## Prompt
Go over the entries below line by line, copying each one that contains the word "pekáč".
○ ○ ○
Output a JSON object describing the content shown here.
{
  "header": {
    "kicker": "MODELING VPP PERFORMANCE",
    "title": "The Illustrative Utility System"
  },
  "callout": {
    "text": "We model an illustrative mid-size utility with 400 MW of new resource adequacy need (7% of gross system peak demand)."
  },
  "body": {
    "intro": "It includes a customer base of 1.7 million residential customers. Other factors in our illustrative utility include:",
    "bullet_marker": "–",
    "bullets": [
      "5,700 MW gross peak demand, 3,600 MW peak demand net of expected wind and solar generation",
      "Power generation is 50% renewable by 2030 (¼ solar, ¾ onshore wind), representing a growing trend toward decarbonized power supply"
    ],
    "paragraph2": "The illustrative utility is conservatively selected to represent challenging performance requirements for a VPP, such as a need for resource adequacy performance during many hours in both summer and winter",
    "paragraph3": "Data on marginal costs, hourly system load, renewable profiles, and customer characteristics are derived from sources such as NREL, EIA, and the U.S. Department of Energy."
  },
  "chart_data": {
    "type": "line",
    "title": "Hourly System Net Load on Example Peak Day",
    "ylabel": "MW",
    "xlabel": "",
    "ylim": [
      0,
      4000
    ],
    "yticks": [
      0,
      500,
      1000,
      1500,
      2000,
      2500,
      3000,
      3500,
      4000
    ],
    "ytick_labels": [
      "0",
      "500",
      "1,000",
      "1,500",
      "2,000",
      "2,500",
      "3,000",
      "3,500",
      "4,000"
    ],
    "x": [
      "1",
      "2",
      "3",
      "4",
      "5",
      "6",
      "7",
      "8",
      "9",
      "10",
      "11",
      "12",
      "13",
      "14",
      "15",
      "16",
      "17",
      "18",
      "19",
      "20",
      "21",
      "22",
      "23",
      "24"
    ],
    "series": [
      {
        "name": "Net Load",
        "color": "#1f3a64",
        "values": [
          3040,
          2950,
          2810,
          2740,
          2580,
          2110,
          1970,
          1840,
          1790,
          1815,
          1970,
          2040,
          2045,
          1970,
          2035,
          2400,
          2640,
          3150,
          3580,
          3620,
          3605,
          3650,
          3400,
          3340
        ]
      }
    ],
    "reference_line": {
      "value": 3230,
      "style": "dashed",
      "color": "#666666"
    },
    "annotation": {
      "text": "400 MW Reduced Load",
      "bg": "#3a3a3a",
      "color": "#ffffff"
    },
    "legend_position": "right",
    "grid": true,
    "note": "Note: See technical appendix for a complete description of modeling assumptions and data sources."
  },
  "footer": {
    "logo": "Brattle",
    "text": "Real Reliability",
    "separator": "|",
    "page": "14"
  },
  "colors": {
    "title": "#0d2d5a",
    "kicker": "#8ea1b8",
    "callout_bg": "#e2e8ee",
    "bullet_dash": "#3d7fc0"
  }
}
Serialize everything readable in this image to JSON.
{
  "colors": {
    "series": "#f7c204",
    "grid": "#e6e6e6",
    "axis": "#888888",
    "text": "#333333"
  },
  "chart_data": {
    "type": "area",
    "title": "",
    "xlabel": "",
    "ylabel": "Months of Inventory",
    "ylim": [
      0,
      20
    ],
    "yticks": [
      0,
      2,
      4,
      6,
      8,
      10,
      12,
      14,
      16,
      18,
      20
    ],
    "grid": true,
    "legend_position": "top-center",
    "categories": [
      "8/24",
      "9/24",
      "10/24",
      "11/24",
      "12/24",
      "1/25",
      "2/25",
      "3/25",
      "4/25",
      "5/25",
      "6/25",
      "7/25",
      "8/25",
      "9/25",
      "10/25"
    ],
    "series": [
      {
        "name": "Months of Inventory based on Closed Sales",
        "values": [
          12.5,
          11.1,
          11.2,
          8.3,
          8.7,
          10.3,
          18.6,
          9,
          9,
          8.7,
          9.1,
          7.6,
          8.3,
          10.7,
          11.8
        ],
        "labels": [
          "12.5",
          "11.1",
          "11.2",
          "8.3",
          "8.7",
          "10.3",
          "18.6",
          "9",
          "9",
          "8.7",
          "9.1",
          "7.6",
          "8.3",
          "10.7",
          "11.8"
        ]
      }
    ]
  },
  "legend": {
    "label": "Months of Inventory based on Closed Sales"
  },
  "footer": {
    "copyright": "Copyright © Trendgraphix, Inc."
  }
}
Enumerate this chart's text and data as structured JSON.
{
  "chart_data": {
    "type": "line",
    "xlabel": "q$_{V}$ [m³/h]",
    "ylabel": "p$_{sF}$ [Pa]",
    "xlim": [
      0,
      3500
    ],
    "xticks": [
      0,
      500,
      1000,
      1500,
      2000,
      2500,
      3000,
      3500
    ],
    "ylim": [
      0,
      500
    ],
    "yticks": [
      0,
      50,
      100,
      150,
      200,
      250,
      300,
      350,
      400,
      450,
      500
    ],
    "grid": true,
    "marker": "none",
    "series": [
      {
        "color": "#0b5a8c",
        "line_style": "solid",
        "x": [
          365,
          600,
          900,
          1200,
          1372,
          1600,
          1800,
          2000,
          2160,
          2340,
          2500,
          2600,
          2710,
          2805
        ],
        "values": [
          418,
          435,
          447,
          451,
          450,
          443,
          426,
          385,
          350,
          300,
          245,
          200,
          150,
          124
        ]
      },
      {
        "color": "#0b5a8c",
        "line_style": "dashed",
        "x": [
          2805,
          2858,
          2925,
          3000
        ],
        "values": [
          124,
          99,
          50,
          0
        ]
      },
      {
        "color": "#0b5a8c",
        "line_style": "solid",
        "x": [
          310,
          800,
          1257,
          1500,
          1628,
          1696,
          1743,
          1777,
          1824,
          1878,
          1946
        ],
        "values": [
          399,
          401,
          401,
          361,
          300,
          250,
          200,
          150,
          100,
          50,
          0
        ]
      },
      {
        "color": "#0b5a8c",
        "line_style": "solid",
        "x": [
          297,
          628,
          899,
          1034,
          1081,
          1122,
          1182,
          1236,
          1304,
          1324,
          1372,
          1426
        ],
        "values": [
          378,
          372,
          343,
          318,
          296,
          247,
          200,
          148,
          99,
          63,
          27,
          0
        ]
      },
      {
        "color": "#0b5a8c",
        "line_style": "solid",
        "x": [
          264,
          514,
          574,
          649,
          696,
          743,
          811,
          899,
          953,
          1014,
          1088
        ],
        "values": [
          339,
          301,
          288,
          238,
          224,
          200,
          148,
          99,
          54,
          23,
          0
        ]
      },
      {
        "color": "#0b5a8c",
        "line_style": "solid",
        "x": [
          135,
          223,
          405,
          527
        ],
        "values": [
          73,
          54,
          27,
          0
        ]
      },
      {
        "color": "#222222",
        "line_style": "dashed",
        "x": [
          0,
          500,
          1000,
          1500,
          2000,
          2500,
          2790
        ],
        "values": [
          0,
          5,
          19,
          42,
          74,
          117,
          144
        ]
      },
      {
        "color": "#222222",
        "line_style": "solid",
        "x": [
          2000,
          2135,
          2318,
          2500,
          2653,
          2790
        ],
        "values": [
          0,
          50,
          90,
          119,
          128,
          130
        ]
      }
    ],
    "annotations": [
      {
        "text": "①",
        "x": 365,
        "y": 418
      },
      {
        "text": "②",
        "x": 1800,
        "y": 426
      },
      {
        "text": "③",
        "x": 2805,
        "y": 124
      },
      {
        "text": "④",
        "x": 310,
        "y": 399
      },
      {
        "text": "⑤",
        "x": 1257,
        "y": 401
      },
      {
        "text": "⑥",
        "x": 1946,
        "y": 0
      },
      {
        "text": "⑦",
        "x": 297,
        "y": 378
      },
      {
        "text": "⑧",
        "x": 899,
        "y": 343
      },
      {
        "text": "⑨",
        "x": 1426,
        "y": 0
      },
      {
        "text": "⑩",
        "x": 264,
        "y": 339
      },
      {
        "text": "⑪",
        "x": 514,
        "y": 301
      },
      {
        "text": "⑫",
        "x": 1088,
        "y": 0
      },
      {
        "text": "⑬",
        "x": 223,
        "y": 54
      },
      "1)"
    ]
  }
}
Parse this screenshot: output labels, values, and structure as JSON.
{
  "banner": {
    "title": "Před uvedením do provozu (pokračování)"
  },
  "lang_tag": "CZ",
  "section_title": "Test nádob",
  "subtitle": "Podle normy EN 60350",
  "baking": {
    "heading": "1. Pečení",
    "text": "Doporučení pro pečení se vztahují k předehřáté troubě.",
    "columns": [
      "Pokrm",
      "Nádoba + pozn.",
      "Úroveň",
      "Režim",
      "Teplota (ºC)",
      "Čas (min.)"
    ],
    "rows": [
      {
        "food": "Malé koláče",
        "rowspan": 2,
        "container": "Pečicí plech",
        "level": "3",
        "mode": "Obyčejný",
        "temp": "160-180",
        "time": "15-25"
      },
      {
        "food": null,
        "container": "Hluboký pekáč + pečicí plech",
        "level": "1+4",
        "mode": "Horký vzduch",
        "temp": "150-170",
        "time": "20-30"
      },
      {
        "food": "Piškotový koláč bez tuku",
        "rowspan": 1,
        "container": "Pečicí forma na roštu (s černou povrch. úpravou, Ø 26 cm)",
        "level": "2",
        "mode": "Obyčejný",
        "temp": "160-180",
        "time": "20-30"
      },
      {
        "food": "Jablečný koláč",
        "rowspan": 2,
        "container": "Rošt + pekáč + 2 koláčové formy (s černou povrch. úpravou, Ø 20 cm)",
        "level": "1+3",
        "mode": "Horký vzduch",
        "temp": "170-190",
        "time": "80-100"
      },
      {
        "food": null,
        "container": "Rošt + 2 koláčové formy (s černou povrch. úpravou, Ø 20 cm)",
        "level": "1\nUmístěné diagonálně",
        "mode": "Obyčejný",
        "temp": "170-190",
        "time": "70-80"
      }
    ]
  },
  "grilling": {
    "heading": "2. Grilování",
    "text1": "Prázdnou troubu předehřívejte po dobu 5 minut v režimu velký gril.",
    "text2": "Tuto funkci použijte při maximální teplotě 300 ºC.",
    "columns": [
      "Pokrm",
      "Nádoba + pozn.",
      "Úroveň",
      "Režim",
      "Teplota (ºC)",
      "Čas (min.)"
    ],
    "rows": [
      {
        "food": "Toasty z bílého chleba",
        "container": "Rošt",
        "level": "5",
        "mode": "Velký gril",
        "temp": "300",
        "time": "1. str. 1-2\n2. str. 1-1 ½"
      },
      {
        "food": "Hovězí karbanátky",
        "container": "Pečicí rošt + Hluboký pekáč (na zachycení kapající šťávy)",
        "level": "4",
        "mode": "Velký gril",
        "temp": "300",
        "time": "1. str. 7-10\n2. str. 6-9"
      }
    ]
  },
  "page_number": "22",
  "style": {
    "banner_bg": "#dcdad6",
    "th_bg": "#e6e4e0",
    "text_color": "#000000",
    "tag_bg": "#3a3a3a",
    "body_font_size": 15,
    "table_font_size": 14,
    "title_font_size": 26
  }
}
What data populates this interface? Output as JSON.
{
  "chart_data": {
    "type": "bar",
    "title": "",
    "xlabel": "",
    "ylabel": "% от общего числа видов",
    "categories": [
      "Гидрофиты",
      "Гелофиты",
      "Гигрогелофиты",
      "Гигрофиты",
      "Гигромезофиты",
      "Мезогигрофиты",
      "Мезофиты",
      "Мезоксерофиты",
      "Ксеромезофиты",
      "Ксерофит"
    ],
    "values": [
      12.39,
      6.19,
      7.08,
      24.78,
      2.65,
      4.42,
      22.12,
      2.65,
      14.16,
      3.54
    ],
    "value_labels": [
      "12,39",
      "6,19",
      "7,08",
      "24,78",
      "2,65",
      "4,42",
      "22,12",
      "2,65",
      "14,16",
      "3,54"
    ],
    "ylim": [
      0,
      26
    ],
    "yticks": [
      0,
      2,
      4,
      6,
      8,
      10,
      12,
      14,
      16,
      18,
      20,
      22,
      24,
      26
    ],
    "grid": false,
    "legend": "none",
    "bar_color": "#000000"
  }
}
○ ○ ○
## Solution to this problem
        "container": "Hluboký pekáč + pečicí plech",
        "container": "Rošt + pekáč + 2 koláčové formy (s černou povrch. úpravou, Ø 20 cm)",
        "container": "Pečicí rošt + Hluboký pekáč (na zachycení kapající šťávy)",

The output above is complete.